[Dataset entries]
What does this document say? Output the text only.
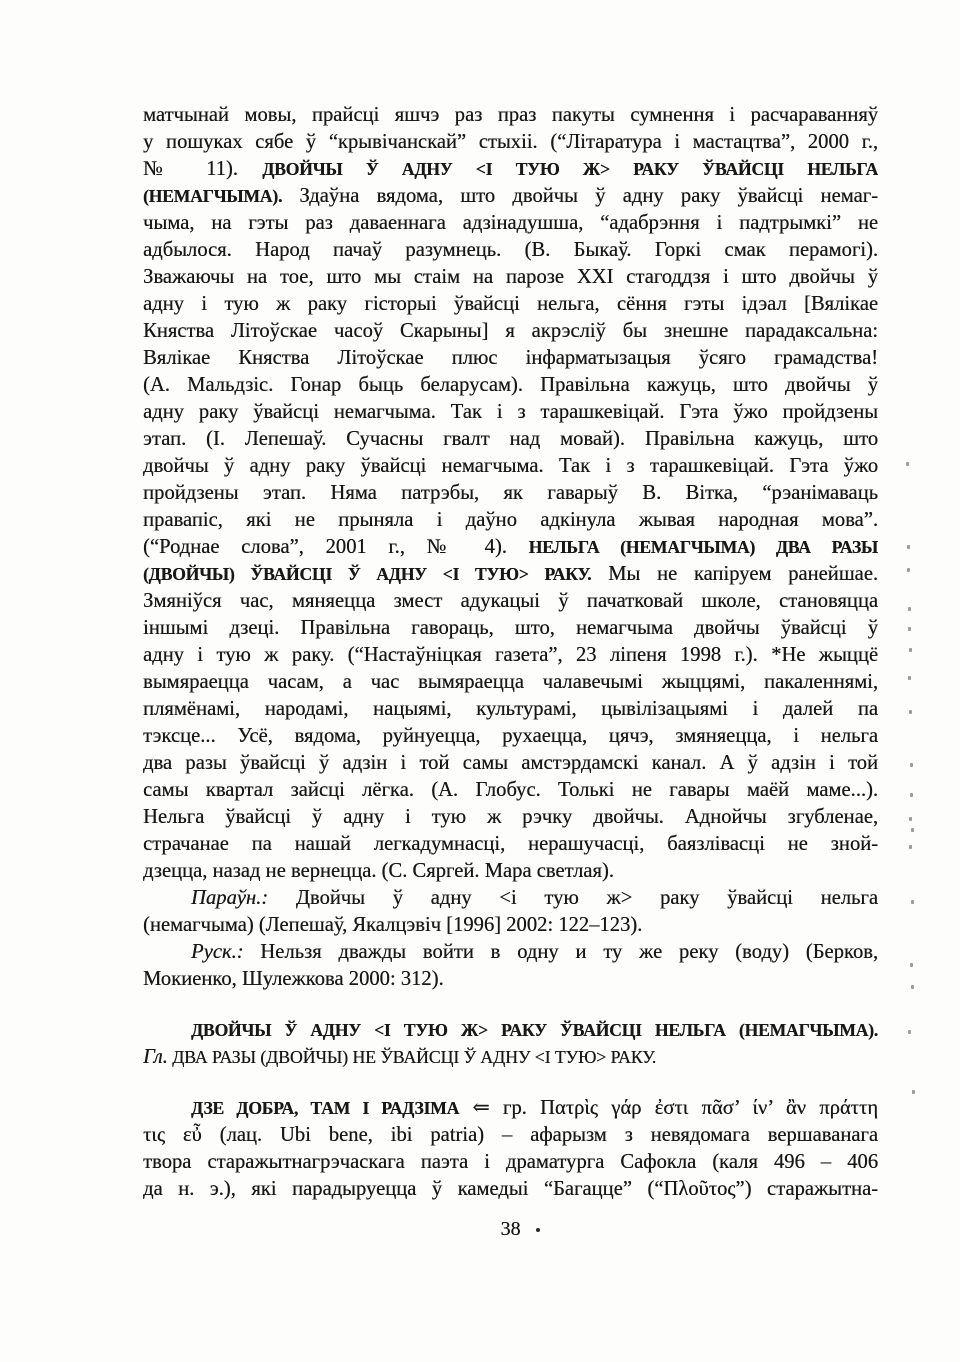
матчынай мовы, прайсці яшчэ раз праз пакуты сумнення і расчараванняў
у пошуках сябе ў “крывічанскай” стыхіі. (“Літаратура і мастацтва”, 2000 г.,
№ 11). ДВОЙЧЫ Ў АДНУ <І ТУЮ Ж> РАКУ ЎВАЙСЦІ НЕЛЬГА
(НЕМАГЧЫМА). Здаўна вядома, што двойчы ў адну раку ўвайсці немаг-
чыма, на гэты раз даваеннага адзінадушша, “адабрэння і падтрымкі” не
адбылося. Народ пачаў разумнець. (В. Быкаў. Горкі смак перамогі).
Зважаючы на тое, што мы стаім на парозе XXI стагоддзя і што двойчы ў
адну і тую ж раку гісторыі ўвайсці нельга, сёння гэты ідэал [Вялікае
Княства Літоўскае часоў Скарыны] я акрэсліў бы знешне парадаксальна:
Вялікае Княства Літоўскае плюс інфарматызацыя ўсяго грамадства!
(А. Мальдзіс. Гонар быць беларусам). Правільна кажуць, што двойчы ў
адну раку ўвайсці немагчыма. Так і з тарашкевіцай. Гэта ўжо пройдзены
этап. (І. Лепешаў. Сучасны гвалт над мовай). Правільна кажуць, што
двойчы ў адну раку ўвайсці немагчыма. Так і з тарашкевіцай. Гэта ўжо
пройдзены этап. Няма патрэбы, як гаварыў В. Вітка, “рэанімаваць
правапіс, які не прыняла і даўно адкінула жывая народная мова”.
(“Роднае слова”, 2001 г., № 4). НЕЛЬГА (НЕМАГЧЫМА) ДВА РАЗЫ
(ДВОЙЧЫ) ЎВАЙСЦІ Ў АДНУ <І ТУЮ> РАКУ. Мы не капіруем ранейшае.
Змяніўся час, мяняецца змест адукацыі ў пачатковай школе, становяцца
іншымі дзеці. Правільна гавораць, што, немагчыма двойчы ўвайсці ў
адну і тую ж раку. (“Настаўніцкая газета”, 23 ліпеня 1998 г.). *Не жыццё
вымяраецца часам, а час вымяраецца чалавечымі жыццямі, пакаленнямі,
плямёнамі, народамі, нацыямі, культурамі, цывілізацыямі і далей па
тэксце... Усё, вядома, руйнуецца, рухаецца, цячэ, змяняецца, і нельга
два разы ўвайсці ў адзін і той самы амстэрдамскі канал. А ў адзін і той
самы квартал зайсці лёгка. (А. Глобус. Толькі не гавары маёй маме...).
Нельга ўвайсці ў адну і тую ж рэчку двойчы. Аднойчы згубленае,
страчанае па нашай легкадумнасці, нерашучасці, баязлівасці не зной-
дзецца, назад не вернецца. (С. Сяргей. Мара светлая).
Параўн.: Двойчы ў адну <і тую ж> раку ўвайсці нельга
(немагчыма) (Лепешаў, Якалцэвіч [1996] 2002: 122–123).
Руск.: Нельзя дважды войти в одну и ту же реку (воду) (Берков,
Мокиенко, Шулежкова 2000: 312).
ДВОЙЧЫ Ў АДНУ <І ТУЮ Ж> РАКУ ЎВАЙСЦІ НЕЛЬГА (НЕМАГЧЫМА).
Гл. ДВА РАЗЫ (ДВОЙЧЫ) НЕ ЎВАЙСЦІ Ў АДНУ <І ТУЮ> РАКУ.
ДЗЕ ДОБРА, ТАМ І РАДЗІМА ⇐ гр. Πατρὶς γάρ ἐστι πᾶσ’ ίν’ ἂν πράττη
τις εὖ (лац. Ubi bene, ibi patria) – афарызм з невядомага вершаванага
твора старажытнагрэчаскага паэта і драматурга Сафокла (каля 496 – 406
да н. э.), які парадыруецца ў камедыі “Багацце” (“Πλοῦτος”) старажытна-
38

- **What you should do**:
Leave out the pictures, and give all the records again exactly.

- **Worked answer**:
What does this document say? Output the text only.
матчынай мовы, прайсці яшчэ раз праз пакуты сумнення і расчараванняў
у пошуках сябе ў “крывічанскай” стыхіі. (“Літаратура і мастацтва”, 2000 г.,
№ 11). ДВОЙЧЫ Ў АДНУ <І ТУЮ Ж> РАКУ ЎВАЙСЦІ НЕЛЬГА
(НЕМАГЧЫМА). Здаўна вядома, што двойчы ў адну раку ўвайсці немаг-
чыма, на гэты раз даваеннага адзінадушша, “адабрэння і падтрымкі” не
адбылося. Народ пачаў разумнець. (В. Быкаў. Горкі смак перамогі).
Зважаючы на тое, што мы стаім на парозе XXI стагоддзя і што двойчы ў
адну і тую ж раку гісторыі ўвайсці нельга, сёння гэты ідэал [Вялікае
Княства Літоўскае часоў Скарыны] я акрэсліў бы знешне парадаксальна:
Вялікае Княства Літоўскае плюс інфарматызацыя ўсяго грамадства!
(А. Мальдзіс. Гонар быць беларусам). Правільна кажуць, што двойчы ў
адну раку ўвайсці немагчыма. Так і з тарашкевіцай. Гэта ўжо пройдзены
этап. (І. Лепешаў. Сучасны гвалт над мовай). Правільна кажуць, што
двойчы ў адну раку ўвайсці немагчыма. Так і з тарашкевіцай. Гэта ўжо
пройдзены этап. Няма патрэбы, як гаварыў В. Вітка, “рэанімаваць
правапіс, які не прыняла і даўно адкінула жывая народная мова”.
(“Роднае слова”, 2001 г., № 4). НЕЛЬГА (НЕМАГЧЫМА) ДВА РАЗЫ
(ДВОЙЧЫ) ЎВАЙСЦІ Ў АДНУ <І ТУЮ> РАКУ. Мы не капіруем ранейшае.
Змяніўся час, мяняецца змест адукацыі ў пачатковай школе, становяцца
іншымі дзеці. Правільна гавораць, што, немагчыма двойчы ўвайсці ў
адну і тую ж раку. (“Настаўніцкая газета”, 23 ліпеня 1998 г.). *Не жыццё
вымяраецца часам, а час вымяраецца чалавечымі жыццямі, пакаленнямі,
плямёнамі, народамі, нацыямі, культурамі, цывілізацыямі і далей па
тэксце... Усё, вядома, руйнуецца, рухаецца, цячэ, змяняецца, і нельга
два разы ўвайсці ў адзін і той самы амстэрдамскі канал. А ў адзін і той
самы квартал зайсці лёгка. (А. Глобус. Толькі не гавары маёй маме...).
Нельга ўвайсці ў адну і тую ж рэчку двойчы. Аднойчы згубленае,
страчанае па нашай легкадумнасці, нерашучасці, баязлівасці не зной-
дзецца, назад не вернецца. (С. Сяргей. Мара светлая).
Параўн.: Двойчы ў адну <і тую ж> раку ўвайсці нельга
(немагчыма) (Лепешаў, Якалцэвіч [1996] 2002: 122–123).
Руск.: Нельзя дважды войти в одну и ту же реку (воду) (Берков,
Мокиенко, Шулежкова 2000: 312).
ДВОЙЧЫ Ў АДНУ <І ТУЮ Ж> РАКУ ЎВАЙСЦІ НЕЛЬГА (НЕМАГЧЫМА).
Гл. ДВА РАЗЫ (ДВОЙЧЫ) НЕ ЎВАЙСЦІ Ў АДНУ <І ТУЮ> РАКУ.
ДЗЕ ДОБРА, ТАМ І РАДЗІМА ⇐ гр. Πατρὶς γάρ ἐστι πᾶσ’ ίν’ ἂν πράττη
τις εὖ (лац. Ubi bene, ibi patria) – афарызм з невядомага вершаванага
твора старажытнагрэчаскага паэта і драматурга Сафокла (каля 496 – 406
да н. э.), які парадыруецца ў камедыі “Багацце” (“Πλοῦτος”) старажытна-
38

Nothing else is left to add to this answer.